#### Information provided:
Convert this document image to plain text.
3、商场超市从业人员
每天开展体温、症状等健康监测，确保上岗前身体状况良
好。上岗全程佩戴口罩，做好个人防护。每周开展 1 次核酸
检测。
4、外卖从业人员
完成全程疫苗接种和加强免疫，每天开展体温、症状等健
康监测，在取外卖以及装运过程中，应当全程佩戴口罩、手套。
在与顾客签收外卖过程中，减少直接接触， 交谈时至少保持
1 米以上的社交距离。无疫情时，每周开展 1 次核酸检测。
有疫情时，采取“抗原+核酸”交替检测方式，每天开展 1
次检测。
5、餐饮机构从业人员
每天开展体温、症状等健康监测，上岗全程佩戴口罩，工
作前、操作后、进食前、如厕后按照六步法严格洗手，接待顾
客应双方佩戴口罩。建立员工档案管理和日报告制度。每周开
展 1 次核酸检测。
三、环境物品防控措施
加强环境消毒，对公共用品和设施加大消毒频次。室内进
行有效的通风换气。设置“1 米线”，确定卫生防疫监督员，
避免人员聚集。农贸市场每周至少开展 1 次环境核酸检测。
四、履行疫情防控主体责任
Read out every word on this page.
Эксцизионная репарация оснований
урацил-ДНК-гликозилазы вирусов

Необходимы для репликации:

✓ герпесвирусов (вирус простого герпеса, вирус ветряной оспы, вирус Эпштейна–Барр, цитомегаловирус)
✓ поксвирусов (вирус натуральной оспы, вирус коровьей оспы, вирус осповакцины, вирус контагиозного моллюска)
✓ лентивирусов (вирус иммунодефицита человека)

--

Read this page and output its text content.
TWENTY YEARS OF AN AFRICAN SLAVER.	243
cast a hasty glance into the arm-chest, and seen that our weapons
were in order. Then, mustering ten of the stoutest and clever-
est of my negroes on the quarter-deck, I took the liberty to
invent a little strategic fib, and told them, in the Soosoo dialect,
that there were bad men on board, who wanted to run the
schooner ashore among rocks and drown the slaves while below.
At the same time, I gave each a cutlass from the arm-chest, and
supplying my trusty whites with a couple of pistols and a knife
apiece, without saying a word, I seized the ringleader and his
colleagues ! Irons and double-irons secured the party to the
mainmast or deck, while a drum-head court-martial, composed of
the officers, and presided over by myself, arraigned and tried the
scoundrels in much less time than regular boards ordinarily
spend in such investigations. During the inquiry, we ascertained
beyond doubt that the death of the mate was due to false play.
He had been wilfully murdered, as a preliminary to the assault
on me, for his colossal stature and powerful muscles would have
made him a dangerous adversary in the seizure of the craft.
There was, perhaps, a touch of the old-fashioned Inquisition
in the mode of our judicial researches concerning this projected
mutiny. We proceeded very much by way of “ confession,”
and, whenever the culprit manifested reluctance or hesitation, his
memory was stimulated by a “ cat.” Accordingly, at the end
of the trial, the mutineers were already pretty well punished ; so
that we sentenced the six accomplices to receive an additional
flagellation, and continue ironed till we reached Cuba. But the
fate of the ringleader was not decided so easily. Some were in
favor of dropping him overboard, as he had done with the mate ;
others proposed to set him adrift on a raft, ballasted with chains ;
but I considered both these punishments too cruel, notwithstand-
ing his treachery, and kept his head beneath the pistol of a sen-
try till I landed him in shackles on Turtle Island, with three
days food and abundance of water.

#### Directive:
Each line with the string "till" in it needs to be found and copied.

#### Finished exercise:
flagellation, and continue ironed till we reached Cuba. But the
try till I landed him in shackles on Turtle Island, with three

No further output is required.